** Aim of the exercise **
Retype each line exactly. Skip images.

Data items:
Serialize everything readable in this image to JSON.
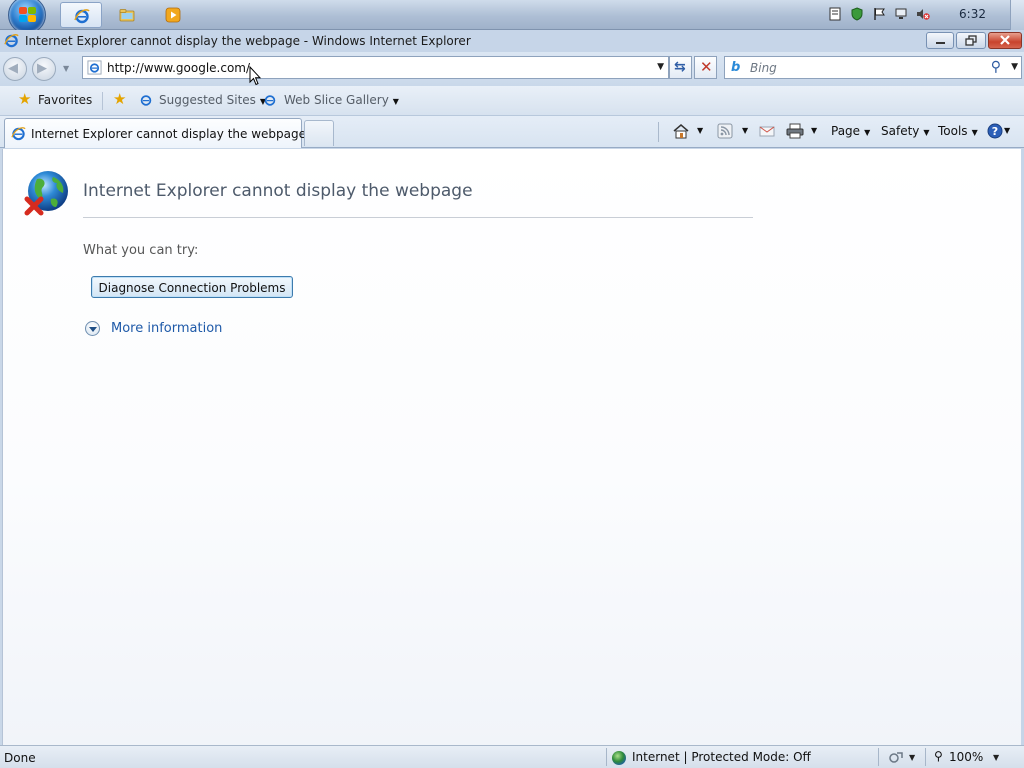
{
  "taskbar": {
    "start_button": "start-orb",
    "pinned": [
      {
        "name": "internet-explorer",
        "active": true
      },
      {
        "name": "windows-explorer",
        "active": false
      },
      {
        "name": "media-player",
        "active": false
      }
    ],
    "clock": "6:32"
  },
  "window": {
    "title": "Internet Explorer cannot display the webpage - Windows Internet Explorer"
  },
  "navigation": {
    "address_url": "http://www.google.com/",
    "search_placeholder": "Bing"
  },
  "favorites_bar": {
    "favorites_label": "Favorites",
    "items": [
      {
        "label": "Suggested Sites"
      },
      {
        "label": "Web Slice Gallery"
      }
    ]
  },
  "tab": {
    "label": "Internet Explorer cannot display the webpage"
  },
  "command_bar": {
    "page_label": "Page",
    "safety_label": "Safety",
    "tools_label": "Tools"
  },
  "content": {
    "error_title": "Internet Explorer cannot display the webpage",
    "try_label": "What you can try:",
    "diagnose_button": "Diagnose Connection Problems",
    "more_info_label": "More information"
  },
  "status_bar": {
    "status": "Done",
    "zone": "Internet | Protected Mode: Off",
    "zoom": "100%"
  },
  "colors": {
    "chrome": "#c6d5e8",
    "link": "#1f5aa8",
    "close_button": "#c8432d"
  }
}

** Written solution **
Serialize everything readable in this image to JSON.
{
  "taskbar": {
    "start_button": "start-orb",
    "pinned": [
      {
        "name": "internet-explorer",
        "active": true
      },
      {
        "name": "windows-explorer",
        "active": false
      },
      {
        "name": "media-player",
        "active": false
      }
    ],
    "clock": "6:32"
  },
  "window": {
    "title": "Internet Explorer cannot display the webpage - Windows Internet Explorer"
  },
  "navigation": {
    "address_url": "http://www.google.com/",
    "search_placeholder": "Bing"
  },
  "favorites_bar": {
    "favorites_label": "Favorites",
    "items": [
      {
        "label": "Suggested Sites"
      },
      {
        "label": "Web Slice Gallery"
      }
    ]
  },
  "tab": {
    "label": "Internet Explorer cannot display the webpage"
  },
  "command_bar": {
    "page_label": "Page",
    "safety_label": "Safety",
    "tools_label": "Tools"
  },
  "content": {
    "error_title": "Internet Explorer cannot display the webpage",
    "try_label": "What you can try:",
    "diagnose_button": "Diagnose Connection Problems",
    "more_info_label": "More information"
  },
  "status_bar": {
    "status": "Done",
    "zone": "Internet | Protected Mode: Off",
    "zoom": "100%"
  },
  "colors": {
    "chrome": "#c6d5e8",
    "link": "#1f5aa8",
    "close_button": "#c8432d"
  }
}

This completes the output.